INSTRUCTIONS TO FOLLOW:
Quote each record exactly, please, leaving none out.

○ ○ ○

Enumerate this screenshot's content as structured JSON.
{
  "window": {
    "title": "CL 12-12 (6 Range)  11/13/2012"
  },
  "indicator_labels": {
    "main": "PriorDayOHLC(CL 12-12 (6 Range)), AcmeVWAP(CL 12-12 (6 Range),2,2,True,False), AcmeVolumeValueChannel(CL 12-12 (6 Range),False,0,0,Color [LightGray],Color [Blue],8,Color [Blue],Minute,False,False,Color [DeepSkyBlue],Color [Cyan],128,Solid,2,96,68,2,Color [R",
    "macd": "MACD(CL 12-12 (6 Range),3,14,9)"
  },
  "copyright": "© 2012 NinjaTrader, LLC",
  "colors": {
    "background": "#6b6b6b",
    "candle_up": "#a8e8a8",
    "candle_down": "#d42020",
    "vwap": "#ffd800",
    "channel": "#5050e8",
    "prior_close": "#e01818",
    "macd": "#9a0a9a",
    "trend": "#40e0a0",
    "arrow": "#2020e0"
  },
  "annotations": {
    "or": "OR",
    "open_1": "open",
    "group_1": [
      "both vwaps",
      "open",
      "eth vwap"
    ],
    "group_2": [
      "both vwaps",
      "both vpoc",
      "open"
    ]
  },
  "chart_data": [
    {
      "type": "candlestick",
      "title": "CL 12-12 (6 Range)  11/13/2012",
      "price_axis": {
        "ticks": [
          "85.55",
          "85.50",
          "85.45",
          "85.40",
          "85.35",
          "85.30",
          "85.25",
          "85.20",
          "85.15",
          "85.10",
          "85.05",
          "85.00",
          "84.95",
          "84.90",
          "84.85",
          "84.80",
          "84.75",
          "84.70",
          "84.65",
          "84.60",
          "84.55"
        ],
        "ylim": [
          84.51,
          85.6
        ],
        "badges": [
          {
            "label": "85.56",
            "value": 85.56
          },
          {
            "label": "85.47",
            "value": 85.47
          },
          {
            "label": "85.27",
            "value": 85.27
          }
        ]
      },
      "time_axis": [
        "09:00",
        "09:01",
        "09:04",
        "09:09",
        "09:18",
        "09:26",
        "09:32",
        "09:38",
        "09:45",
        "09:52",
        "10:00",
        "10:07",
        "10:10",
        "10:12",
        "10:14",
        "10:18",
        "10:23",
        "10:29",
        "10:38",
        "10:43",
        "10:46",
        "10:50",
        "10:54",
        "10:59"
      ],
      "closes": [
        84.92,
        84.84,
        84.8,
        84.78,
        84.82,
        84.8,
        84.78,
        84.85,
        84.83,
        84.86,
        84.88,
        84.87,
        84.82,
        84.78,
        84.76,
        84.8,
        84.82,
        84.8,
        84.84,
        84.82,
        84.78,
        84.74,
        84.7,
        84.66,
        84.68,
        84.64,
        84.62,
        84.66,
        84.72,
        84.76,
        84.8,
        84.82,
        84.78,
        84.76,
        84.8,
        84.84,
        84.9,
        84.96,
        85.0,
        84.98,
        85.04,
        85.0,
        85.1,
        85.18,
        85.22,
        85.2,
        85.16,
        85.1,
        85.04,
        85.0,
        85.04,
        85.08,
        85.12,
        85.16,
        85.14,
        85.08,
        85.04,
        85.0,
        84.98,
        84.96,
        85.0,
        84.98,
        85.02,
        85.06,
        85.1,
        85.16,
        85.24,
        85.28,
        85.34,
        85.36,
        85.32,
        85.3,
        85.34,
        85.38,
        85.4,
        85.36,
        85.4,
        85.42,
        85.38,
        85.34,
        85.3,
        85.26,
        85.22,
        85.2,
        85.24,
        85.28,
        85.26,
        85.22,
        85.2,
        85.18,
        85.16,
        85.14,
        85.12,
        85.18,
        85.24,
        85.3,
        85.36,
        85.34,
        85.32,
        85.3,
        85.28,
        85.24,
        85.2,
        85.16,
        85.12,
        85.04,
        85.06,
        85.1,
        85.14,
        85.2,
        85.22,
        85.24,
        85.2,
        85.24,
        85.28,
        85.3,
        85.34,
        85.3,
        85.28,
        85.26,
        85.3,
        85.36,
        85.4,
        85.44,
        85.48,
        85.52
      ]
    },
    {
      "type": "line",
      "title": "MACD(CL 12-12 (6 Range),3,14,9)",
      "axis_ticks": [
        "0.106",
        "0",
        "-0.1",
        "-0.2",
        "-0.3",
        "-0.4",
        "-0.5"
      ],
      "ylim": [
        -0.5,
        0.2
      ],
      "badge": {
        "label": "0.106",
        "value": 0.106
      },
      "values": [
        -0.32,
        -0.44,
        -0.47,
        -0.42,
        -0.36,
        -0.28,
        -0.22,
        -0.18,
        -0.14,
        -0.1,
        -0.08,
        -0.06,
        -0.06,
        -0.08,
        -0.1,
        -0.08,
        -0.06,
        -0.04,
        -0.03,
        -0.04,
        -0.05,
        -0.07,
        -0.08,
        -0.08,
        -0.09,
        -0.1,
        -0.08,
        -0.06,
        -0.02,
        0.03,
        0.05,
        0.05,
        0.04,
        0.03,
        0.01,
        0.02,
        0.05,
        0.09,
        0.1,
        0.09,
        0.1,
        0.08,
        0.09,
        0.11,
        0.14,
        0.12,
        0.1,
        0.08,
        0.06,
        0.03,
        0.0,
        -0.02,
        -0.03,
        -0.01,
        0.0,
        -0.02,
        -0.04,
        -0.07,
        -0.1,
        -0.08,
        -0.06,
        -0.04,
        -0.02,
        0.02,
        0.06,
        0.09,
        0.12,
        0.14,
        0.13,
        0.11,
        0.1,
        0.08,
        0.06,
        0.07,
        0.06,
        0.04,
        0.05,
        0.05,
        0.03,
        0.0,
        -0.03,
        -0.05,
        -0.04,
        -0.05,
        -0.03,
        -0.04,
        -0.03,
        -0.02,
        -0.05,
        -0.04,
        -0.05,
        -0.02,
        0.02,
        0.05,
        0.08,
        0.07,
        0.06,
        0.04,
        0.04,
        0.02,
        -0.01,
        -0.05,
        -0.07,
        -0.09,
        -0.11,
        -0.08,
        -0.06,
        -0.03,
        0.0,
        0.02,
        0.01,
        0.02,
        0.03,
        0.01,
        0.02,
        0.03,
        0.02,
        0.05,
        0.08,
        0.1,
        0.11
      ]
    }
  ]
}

○ ○ ○

RESULT:
Enumerate this screenshot's content as structured JSON.
{
  "window": {
    "title": "CL 12-12 (6 Range)  11/13/2012"
  },
  "indicator_labels": {
    "main": "PriorDayOHLC(CL 12-12 (6 Range)), AcmeVWAP(CL 12-12 (6 Range),2,2,True,False), AcmeVolumeValueChannel(CL 12-12 (6 Range),False,0,0,Color [LightGray],Color [Blue],8,Color [Blue],Minute,False,False,Color [DeepSkyBlue],Color [Cyan],128,Solid,2,96,68,2,Color [R",
    "macd": "MACD(CL 12-12 (6 Range),3,14,9)"
  },
  "copyright": "© 2012 NinjaTrader, LLC",
  "colors": {
    "background": "#6b6b6b",
    "candle_up": "#a8e8a8",
    "candle_down": "#d42020",
    "vwap": "#ffd800",
    "channel": "#5050e8",
    "prior_close": "#e01818",
    "macd": "#9a0a9a",
    "trend": "#40e0a0",
    "arrow": "#2020e0"
  },
  "annotations": {
    "or": "OR",
    "open_1": "open",
    "group_1": [
      "both vwaps",
      "open",
      "eth vwap"
    ],
    "group_2": [
      "both vwaps",
      "both vpoc",
      "open"
    ]
  },
  "chart_data": [
    {
      "type": "candlestick",
      "title": "CL 12-12 (6 Range)  11/13/2012",
      "price_axis": {
        "ticks": [
          "85.55",
          "85.50",
          "85.45",
          "85.40",
          "85.35",
          "85.30",
          "85.25",
          "85.20",
          "85.15",
          "85.10",
          "85.05",
          "85.00",
          "84.95",
          "84.90",
          "84.85",
          "84.80",
          "84.75",
          "84.70",
          "84.65",
          "84.60",
          "84.55"
        ],
        "ylim": [
          84.51,
          85.6
        ],
        "badges": [
          {
            "label": "85.56",
            "value": 85.56
          },
          {
            "label": "85.47",
            "value": 85.47
          },
          {
            "label": "85.27",
            "value": 85.27
          }
        ]
      },
      "time_axis": [
        "09:00",
        "09:01",
        "09:04",
        "09:09",
        "09:18",
        "09:26",
        "09:32",
        "09:38",
        "09:45",
        "09:52",
        "10:00",
        "10:07",
        "10:10",
        "10:12",
        "10:14",
        "10:18",
        "10:23",
        "10:29",
        "10:38",
        "10:43",
        "10:46",
        "10:50",
        "10:54",
        "10:59"
      ],
      "closes": [
        84.92,
        84.84,
        84.8,
        84.78,
        84.82,
        84.8,
        84.78,
        84.85,
        84.83,
        84.86,
        84.88,
        84.87,
        84.82,
        84.78,
        84.76,
        84.8,
        84.82,
        84.8,
        84.84,
        84.82,
        84.78,
        84.74,
        84.7,
        84.66,
        84.68,
        84.64,
        84.62,
        84.66,
        84.72,
        84.76,
        84.8,
        84.82,
        84.78,
        84.76,
        84.8,
        84.84,
        84.9,
        84.96,
        85.0,
        84.98,
        85.04,
        85.0,
        85.1,
        85.18,
        85.22,
        85.2,
        85.16,
        85.1,
        85.04,
        85.0,
        85.04,
        85.08,
        85.12,
        85.16,
        85.14,
        85.08,
        85.04,
        85.0,
        84.98,
        84.96,
        85.0,
        84.98,
        85.02,
        85.06,
        85.1,
        85.16,
        85.24,
        85.28,
        85.34,
        85.36,
        85.32,
        85.3,
        85.34,
        85.38,
        85.4,
        85.36,
        85.4,
        85.42,
        85.38,
        85.34,
        85.3,
        85.26,
        85.22,
        85.2,
        85.24,
        85.28,
        85.26,
        85.22,
        85.2,
        85.18,
        85.16,
        85.14,
        85.12,
        85.18,
        85.24,
        85.3,
        85.36,
        85.34,
        85.32,
        85.3,
        85.28,
        85.24,
        85.2,
        85.16,
        85.12,
        85.04,
        85.06,
        85.1,
        85.14,
        85.2,
        85.22,
        85.24,
        85.2,
        85.24,
        85.28,
        85.3,
        85.34,
        85.3,
        85.28,
        85.26,
        85.3,
        85.36,
        85.4,
        85.44,
        85.48,
        85.52
      ]
    },
    {
      "type": "line",
      "title": "MACD(CL 12-12 (6 Range),3,14,9)",
      "axis_ticks": [
        "0.106",
        "0",
        "-0.1",
        "-0.2",
        "-0.3",
        "-0.4",
        "-0.5"
      ],
      "ylim": [
        -0.5,
        0.2
      ],
      "badge": {
        "label": "0.106",
        "value": 0.106
      },
      "values": [
        -0.32,
        -0.44,
        -0.47,
        -0.42,
        -0.36,
        -0.28,
        -0.22,
        -0.18,
        -0.14,
        -0.1,
        -0.08,
        -0.06,
        -0.06,
        -0.08,
        -0.1,
        -0.08,
        -0.06,
        -0.04,
        -0.03,
        -0.04,
        -0.05,
        -0.07,
        -0.08,
        -0.08,
        -0.09,
        -0.1,
        -0.08,
        -0.06,
        -0.02,
        0.03,
        0.05,
        0.05,
        0.04,
        0.03,
        0.01,
        0.02,
        0.05,
        0.09,
        0.1,
        0.09,
        0.1,
        0.08,
        0.09,
        0.11,
        0.14,
        0.12,
        0.1,
        0.08,
        0.06,
        0.03,
        0.0,
        -0.02,
        -0.03,
        -0.01,
        0.0,
        -0.02,
        -0.04,
        -0.07,
        -0.1,
        -0.08,
        -0.06,
        -0.04,
        -0.02,
        0.02,
        0.06,
        0.09,
        0.12,
        0.14,
        0.13,
        0.11,
        0.1,
        0.08,
        0.06,
        0.07,
        0.06,
        0.04,
        0.05,
        0.05,
        0.03,
        0.0,
        -0.03,
        -0.05,
        -0.04,
        -0.05,
        -0.03,
        -0.04,
        -0.03,
        -0.02,
        -0.05,
        -0.04,
        -0.05,
        -0.02,
        0.02,
        0.05,
        0.08,
        0.07,
        0.06,
        0.04,
        0.04,
        0.02,
        -0.01,
        -0.05,
        -0.07,
        -0.09,
        -0.11,
        -0.08,
        -0.06,
        -0.03,
        0.0,
        0.02,
        0.01,
        0.02,
        0.03,
        0.01,
        0.02,
        0.03,
        0.02,
        0.05,
        0.08,
        0.1,
        0.11
      ]
    }
  ]
}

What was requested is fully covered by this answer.